Instructions for the task: Copy every entry precisely.

■ ■ ■ ■

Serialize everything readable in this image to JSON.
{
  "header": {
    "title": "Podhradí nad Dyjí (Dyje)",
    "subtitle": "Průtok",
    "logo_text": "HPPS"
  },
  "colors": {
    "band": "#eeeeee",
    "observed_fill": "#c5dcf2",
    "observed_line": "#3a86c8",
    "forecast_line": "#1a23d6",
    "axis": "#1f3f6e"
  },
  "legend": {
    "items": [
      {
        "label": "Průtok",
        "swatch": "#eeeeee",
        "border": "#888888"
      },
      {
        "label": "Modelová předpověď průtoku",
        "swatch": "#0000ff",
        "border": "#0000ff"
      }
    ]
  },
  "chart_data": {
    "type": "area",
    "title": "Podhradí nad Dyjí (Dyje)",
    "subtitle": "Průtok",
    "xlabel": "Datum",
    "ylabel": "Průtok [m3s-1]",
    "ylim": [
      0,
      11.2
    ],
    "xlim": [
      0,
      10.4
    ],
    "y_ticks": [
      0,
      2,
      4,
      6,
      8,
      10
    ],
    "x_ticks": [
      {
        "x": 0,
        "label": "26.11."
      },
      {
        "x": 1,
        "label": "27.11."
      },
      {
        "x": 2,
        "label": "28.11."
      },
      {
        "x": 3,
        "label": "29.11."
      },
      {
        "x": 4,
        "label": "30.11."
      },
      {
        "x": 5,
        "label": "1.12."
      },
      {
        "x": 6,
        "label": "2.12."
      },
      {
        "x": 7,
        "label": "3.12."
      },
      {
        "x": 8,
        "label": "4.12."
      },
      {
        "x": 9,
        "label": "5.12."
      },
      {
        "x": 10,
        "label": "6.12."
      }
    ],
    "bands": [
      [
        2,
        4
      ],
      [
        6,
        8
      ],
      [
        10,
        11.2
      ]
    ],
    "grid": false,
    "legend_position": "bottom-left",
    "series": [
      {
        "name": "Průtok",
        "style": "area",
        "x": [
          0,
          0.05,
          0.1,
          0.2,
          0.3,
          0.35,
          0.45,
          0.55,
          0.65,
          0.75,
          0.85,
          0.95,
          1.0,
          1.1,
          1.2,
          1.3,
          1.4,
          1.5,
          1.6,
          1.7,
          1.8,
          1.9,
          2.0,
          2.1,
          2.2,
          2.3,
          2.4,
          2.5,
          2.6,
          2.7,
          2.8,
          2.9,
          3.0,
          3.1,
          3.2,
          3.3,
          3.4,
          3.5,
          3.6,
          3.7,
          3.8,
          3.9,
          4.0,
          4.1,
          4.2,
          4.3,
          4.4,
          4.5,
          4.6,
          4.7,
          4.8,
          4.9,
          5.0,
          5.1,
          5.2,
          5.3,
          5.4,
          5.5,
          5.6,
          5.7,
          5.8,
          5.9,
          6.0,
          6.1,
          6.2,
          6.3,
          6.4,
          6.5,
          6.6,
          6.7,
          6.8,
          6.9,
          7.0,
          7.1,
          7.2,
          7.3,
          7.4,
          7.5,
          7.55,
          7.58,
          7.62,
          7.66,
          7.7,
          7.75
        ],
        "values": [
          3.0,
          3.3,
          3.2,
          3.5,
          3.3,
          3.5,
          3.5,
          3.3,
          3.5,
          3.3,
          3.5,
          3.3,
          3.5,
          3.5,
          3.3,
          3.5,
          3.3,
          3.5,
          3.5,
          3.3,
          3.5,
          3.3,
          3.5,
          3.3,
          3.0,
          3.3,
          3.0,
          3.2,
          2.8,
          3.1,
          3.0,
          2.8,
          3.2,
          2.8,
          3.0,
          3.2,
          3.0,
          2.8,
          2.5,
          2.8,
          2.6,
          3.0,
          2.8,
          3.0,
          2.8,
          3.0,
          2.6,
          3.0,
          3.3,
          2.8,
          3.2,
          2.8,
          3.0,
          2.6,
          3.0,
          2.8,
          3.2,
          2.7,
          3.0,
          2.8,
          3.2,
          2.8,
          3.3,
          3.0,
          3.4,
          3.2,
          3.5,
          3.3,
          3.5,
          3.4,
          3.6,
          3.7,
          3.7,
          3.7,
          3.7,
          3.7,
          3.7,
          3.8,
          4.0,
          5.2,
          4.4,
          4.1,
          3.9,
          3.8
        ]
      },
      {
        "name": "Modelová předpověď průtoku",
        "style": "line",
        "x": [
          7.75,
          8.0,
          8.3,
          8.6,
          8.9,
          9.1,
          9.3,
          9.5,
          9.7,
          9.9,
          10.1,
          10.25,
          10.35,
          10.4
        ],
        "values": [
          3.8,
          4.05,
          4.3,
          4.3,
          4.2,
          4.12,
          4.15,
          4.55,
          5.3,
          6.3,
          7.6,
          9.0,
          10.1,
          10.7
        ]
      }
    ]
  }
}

■ ■ ■ ■

Task output:
Serialize everything readable in this image to JSON.
{
  "header": {
    "title": "Podhradí nad Dyjí (Dyje)",
    "subtitle": "Průtok",
    "logo_text": "HPPS"
  },
  "colors": {
    "band": "#eeeeee",
    "observed_fill": "#c5dcf2",
    "observed_line": "#3a86c8",
    "forecast_line": "#1a23d6",
    "axis": "#1f3f6e"
  },
  "legend": {
    "items": [
      {
        "label": "Průtok",
        "swatch": "#eeeeee",
        "border": "#888888"
      },
      {
        "label": "Modelová předpověď průtoku",
        "swatch": "#0000ff",
        "border": "#0000ff"
      }
    ]
  },
  "chart_data": {
    "type": "area",
    "title": "Podhradí nad Dyjí (Dyje)",
    "subtitle": "Průtok",
    "xlabel": "Datum",
    "ylabel": "Průtok [m3s-1]",
    "ylim": [
      0,
      11.2
    ],
    "xlim": [
      0,
      10.4
    ],
    "y_ticks": [
      0,
      2,
      4,
      6,
      8,
      10
    ],
    "x_ticks": [
      {
        "x": 0,
        "label": "26.11."
      },
      {
        "x": 1,
        "label": "27.11."
      },
      {
        "x": 2,
        "label": "28.11."
      },
      {
        "x": 3,
        "label": "29.11."
      },
      {
        "x": 4,
        "label": "30.11."
      },
      {
        "x": 5,
        "label": "1.12."
      },
      {
        "x": 6,
        "label": "2.12."
      },
      {
        "x": 7,
        "label": "3.12."
      },
      {
        "x": 8,
        "label": "4.12."
      },
      {
        "x": 9,
        "label": "5.12."
      },
      {
        "x": 10,
        "label": "6.12."
      }
    ],
    "bands": [
      [
        2,
        4
      ],
      [
        6,
        8
      ],
      [
        10,
        11.2
      ]
    ],
    "grid": false,
    "legend_position": "bottom-left",
    "series": [
      {
        "name": "Průtok",
        "style": "area",
        "x": [
          0,
          0.05,
          0.1,
          0.2,
          0.3,
          0.35,
          0.45,
          0.55,
          0.65,
          0.75,
          0.85,
          0.95,
          1.0,
          1.1,
          1.2,
          1.3,
          1.4,
          1.5,
          1.6,
          1.7,
          1.8,
          1.9,
          2.0,
          2.1,
          2.2,
          2.3,
          2.4,
          2.5,
          2.6,
          2.7,
          2.8,
          2.9,
          3.0,
          3.1,
          3.2,
          3.3,
          3.4,
          3.5,
          3.6,
          3.7,
          3.8,
          3.9,
          4.0,
          4.1,
          4.2,
          4.3,
          4.4,
          4.5,
          4.6,
          4.7,
          4.8,
          4.9,
          5.0,
          5.1,
          5.2,
          5.3,
          5.4,
          5.5,
          5.6,
          5.7,
          5.8,
          5.9,
          6.0,
          6.1,
          6.2,
          6.3,
          6.4,
          6.5,
          6.6,
          6.7,
          6.8,
          6.9,
          7.0,
          7.1,
          7.2,
          7.3,
          7.4,
          7.5,
          7.55,
          7.58,
          7.62,
          7.66,
          7.7,
          7.75
        ],
        "values": [
          3.0,
          3.3,
          3.2,
          3.5,
          3.3,
          3.5,
          3.5,
          3.3,
          3.5,
          3.3,
          3.5,
          3.3,
          3.5,
          3.5,
          3.3,
          3.5,
          3.3,
          3.5,
          3.5,
          3.3,
          3.5,
          3.3,
          3.5,
          3.3,
          3.0,
          3.3,
          3.0,
          3.2,
          2.8,
          3.1,
          3.0,
          2.8,
          3.2,
          2.8,
          3.0,
          3.2,
          3.0,
          2.8,
          2.5,
          2.8,
          2.6,
          3.0,
          2.8,
          3.0,
          2.8,
          3.0,
          2.6,
          3.0,
          3.3,
          2.8,
          3.2,
          2.8,
          3.0,
          2.6,
          3.0,
          2.8,
          3.2,
          2.7,
          3.0,
          2.8,
          3.2,
          2.8,
          3.3,
          3.0,
          3.4,
          3.2,
          3.5,
          3.3,
          3.5,
          3.4,
          3.6,
          3.7,
          3.7,
          3.7,
          3.7,
          3.7,
          3.7,
          3.8,
          4.0,
          5.2,
          4.4,
          4.1,
          3.9,
          3.8
        ]
      },
      {
        "name": "Modelová předpověď průtoku",
        "style": "line",
        "x": [
          7.75,
          8.0,
          8.3,
          8.6,
          8.9,
          9.1,
          9.3,
          9.5,
          9.7,
          9.9,
          10.1,
          10.25,
          10.35,
          10.4
        ],
        "values": [
          3.8,
          4.05,
          4.3,
          4.3,
          4.2,
          4.12,
          4.15,
          4.55,
          5.3,
          6.3,
          7.6,
          9.0,
          10.1,
          10.7
        ]
      }
    ]
  }
}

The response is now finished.